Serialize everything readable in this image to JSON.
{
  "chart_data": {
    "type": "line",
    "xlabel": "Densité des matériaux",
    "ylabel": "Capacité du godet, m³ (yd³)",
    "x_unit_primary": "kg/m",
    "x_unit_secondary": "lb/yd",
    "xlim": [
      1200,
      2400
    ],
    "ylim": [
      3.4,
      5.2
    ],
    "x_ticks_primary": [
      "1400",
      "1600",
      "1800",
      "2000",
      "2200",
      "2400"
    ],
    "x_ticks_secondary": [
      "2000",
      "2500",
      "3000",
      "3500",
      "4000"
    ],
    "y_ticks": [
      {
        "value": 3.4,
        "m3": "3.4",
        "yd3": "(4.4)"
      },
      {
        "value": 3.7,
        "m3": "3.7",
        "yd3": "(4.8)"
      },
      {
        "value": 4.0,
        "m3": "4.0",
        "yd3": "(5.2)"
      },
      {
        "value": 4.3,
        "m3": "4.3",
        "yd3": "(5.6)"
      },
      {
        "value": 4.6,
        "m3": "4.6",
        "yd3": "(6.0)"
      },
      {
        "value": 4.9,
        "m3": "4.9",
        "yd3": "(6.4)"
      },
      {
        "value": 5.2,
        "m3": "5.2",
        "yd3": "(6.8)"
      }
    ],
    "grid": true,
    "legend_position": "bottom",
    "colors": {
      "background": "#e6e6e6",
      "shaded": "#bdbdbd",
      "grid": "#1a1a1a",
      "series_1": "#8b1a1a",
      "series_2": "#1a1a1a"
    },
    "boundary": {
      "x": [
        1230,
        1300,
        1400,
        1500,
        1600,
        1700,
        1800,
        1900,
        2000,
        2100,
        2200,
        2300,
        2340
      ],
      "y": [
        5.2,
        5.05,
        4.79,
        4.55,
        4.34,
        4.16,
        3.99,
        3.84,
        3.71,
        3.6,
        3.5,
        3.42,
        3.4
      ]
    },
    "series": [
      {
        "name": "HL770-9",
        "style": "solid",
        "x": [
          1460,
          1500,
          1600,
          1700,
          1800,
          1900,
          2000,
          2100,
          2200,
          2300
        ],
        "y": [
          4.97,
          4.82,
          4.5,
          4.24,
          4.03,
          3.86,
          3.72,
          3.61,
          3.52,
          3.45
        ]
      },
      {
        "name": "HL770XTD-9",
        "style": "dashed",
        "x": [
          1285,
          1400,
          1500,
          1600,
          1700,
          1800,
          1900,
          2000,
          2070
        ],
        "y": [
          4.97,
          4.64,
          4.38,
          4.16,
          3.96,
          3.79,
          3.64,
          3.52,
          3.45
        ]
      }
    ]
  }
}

THE EXERCISE: Reproduce all of the entries word for word.

CORRECT OUTPUT:
Serialize everything readable in this image to JSON.
{
  "chart_data": {
    "type": "line",
    "xlabel": "Densité des matériaux",
    "ylabel": "Capacité du godet, m³ (yd³)",
    "x_unit_primary": "kg/m",
    "x_unit_secondary": "lb/yd",
    "xlim": [
      1200,
      2400
    ],
    "ylim": [
      3.4,
      5.2
    ],
    "x_ticks_primary": [
      "1400",
      "1600",
      "1800",
      "2000",
      "2200",
      "2400"
    ],
    "x_ticks_secondary": [
      "2000",
      "2500",
      "3000",
      "3500",
      "4000"
    ],
    "y_ticks": [
      {
        "value": 3.4,
        "m3": "3.4",
        "yd3": "(4.4)"
      },
      {
        "value": 3.7,
        "m3": "3.7",
        "yd3": "(4.8)"
      },
      {
        "value": 4.0,
        "m3": "4.0",
        "yd3": "(5.2)"
      },
      {
        "value": 4.3,
        "m3": "4.3",
        "yd3": "(5.6)"
      },
      {
        "value": 4.6,
        "m3": "4.6",
        "yd3": "(6.0)"
      },
      {
        "value": 4.9,
        "m3": "4.9",
        "yd3": "(6.4)"
      },
      {
        "value": 5.2,
        "m3": "5.2",
        "yd3": "(6.8)"
      }
    ],
    "grid": true,
    "legend_position": "bottom",
    "colors": {
      "background": "#e6e6e6",
      "shaded": "#bdbdbd",
      "grid": "#1a1a1a",
      "series_1": "#8b1a1a",
      "series_2": "#1a1a1a"
    },
    "boundary": {
      "x": [
        1230,
        1300,
        1400,
        1500,
        1600,
        1700,
        1800,
        1900,
        2000,
        2100,
        2200,
        2300,
        2340
      ],
      "y": [
        5.2,
        5.05,
        4.79,
        4.55,
        4.34,
        4.16,
        3.99,
        3.84,
        3.71,
        3.6,
        3.5,
        3.42,
        3.4
      ]
    },
    "series": [
      {
        "name": "HL770-9",
        "style": "solid",
        "x": [
          1460,
          1500,
          1600,
          1700,
          1800,
          1900,
          2000,
          2100,
          2200,
          2300
        ],
        "y": [
          4.97,
          4.82,
          4.5,
          4.24,
          4.03,
          3.86,
          3.72,
          3.61,
          3.52,
          3.45
        ]
      },
      {
        "name": "HL770XTD-9",
        "style": "dashed",
        "x": [
          1285,
          1400,
          1500,
          1600,
          1700,
          1800,
          1900,
          2000,
          2070
        ],
        "y": [
          4.97,
          4.64,
          4.38,
          4.16,
          3.96,
          3.79,
          3.64,
          3.52,
          3.45
        ]
      }
    ]
  }
}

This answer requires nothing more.